Source data:
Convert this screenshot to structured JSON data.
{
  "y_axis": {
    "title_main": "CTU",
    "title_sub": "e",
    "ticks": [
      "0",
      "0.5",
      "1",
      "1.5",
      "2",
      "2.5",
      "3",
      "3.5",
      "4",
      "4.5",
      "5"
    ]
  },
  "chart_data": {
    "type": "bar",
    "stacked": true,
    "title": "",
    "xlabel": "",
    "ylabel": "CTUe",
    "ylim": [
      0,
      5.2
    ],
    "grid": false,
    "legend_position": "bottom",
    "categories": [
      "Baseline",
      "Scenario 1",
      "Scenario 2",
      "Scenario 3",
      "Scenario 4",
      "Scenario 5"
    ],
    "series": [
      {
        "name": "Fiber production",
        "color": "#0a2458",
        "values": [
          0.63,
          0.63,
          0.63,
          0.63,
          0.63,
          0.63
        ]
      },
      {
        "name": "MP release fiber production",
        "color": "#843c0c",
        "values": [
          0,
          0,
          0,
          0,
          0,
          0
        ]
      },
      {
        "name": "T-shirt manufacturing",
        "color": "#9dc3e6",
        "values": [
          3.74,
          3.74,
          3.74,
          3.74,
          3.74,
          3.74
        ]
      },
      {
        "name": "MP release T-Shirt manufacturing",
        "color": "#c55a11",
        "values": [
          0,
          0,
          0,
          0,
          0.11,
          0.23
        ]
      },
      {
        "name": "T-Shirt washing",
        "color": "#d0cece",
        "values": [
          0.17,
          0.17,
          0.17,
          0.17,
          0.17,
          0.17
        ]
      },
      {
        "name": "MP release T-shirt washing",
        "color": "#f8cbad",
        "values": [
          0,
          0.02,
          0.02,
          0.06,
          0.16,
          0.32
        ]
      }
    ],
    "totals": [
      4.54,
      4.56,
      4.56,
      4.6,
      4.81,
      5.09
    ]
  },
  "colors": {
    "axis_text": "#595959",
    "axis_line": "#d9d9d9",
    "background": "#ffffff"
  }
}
---
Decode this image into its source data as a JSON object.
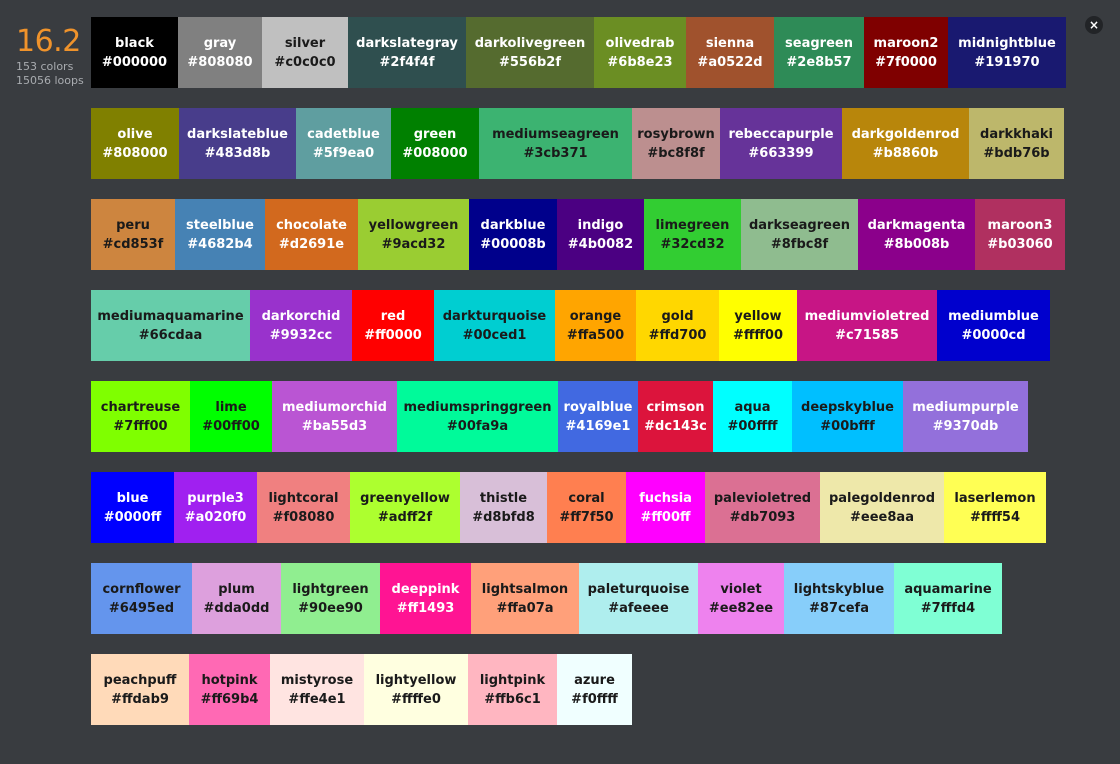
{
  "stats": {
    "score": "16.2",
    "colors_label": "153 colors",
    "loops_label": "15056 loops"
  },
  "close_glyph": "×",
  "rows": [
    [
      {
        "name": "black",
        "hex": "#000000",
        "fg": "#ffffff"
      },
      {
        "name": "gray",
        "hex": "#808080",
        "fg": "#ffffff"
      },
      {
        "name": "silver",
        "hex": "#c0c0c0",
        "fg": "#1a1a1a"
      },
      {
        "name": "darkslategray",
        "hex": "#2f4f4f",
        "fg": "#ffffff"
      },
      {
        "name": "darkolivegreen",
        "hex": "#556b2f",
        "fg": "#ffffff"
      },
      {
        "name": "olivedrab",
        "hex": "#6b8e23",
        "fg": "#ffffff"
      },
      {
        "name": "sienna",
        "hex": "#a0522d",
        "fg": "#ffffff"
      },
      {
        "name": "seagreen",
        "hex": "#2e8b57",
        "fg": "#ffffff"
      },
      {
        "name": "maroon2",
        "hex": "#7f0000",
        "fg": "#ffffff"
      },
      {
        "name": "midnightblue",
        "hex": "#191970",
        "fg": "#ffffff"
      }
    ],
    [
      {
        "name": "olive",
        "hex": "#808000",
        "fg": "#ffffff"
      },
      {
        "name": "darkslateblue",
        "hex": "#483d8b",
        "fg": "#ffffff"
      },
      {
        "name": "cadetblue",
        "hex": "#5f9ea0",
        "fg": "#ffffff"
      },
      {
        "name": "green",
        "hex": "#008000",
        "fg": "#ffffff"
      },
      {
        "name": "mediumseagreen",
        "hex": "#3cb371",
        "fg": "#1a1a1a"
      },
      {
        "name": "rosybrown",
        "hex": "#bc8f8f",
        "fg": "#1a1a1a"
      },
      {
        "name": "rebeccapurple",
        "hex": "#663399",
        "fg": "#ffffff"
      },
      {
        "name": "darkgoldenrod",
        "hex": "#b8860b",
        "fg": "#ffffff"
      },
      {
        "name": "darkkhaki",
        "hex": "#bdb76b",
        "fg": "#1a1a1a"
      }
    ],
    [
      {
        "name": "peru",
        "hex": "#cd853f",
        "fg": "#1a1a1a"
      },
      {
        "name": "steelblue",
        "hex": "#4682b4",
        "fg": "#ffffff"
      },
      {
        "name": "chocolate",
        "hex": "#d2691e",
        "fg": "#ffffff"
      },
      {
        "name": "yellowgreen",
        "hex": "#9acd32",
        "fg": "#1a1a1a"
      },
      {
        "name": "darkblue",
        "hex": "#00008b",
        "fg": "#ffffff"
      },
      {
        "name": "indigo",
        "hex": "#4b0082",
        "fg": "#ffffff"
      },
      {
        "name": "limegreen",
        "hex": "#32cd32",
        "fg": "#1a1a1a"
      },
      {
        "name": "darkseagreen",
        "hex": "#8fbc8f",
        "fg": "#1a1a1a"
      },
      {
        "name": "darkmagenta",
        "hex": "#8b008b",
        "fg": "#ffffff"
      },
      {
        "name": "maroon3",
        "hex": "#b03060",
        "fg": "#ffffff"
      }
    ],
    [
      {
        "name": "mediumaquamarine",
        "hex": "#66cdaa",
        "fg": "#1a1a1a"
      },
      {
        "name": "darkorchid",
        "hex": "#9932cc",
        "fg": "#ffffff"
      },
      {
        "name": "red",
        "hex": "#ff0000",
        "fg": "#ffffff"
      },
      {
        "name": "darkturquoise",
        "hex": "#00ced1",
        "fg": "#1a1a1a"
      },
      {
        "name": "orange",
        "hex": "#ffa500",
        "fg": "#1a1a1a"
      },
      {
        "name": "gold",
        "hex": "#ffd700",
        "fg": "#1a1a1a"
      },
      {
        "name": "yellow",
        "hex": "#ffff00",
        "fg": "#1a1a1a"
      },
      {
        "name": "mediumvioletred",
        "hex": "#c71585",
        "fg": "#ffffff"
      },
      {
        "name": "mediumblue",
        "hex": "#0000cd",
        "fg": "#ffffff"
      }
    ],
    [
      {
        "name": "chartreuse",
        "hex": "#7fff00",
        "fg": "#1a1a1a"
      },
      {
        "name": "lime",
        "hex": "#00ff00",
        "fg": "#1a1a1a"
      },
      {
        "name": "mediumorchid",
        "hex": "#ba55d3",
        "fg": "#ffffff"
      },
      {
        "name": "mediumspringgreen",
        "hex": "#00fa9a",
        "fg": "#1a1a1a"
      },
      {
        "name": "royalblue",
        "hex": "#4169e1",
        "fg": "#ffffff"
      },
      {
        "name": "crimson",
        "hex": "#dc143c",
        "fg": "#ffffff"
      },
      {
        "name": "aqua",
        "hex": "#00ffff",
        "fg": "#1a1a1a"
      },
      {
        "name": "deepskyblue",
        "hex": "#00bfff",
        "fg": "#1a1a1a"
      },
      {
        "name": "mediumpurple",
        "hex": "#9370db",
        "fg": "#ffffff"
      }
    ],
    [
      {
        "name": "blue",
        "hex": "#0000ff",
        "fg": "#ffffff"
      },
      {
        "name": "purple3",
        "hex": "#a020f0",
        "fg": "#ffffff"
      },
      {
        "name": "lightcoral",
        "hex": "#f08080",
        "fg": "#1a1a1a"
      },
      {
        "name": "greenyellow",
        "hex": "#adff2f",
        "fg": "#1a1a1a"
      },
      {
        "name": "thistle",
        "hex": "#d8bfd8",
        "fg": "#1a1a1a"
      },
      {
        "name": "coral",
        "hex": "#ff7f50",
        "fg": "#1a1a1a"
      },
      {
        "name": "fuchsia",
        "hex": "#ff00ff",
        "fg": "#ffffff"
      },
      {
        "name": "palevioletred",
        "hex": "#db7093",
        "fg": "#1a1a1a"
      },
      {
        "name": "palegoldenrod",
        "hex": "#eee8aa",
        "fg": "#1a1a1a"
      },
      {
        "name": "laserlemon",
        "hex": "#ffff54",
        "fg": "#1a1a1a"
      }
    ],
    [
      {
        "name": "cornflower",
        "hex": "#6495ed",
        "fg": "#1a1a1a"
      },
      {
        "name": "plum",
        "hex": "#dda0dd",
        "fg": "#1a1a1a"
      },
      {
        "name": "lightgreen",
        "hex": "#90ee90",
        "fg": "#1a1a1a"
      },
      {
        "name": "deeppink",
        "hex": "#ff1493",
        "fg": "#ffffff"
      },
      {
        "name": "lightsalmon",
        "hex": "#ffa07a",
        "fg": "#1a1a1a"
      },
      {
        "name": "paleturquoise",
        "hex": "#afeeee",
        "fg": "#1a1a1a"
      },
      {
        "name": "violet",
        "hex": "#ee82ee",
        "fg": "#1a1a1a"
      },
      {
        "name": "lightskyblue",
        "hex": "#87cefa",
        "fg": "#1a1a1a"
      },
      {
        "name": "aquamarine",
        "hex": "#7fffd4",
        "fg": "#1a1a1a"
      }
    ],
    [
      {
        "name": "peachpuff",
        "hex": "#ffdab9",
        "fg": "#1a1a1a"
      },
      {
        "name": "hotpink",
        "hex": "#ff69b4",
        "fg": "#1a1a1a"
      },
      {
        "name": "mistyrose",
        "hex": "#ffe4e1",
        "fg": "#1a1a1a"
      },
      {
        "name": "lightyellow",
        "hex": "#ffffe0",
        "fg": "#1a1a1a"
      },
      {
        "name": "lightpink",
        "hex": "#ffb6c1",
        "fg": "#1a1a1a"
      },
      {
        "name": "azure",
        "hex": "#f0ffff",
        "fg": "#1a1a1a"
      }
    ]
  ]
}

Goal: Check each line of the entries above, and show every one holding the word "JSON".

Finished exercise:
Convert this screenshot to structured JSON data.
Decode this image into its source data as a JSON object.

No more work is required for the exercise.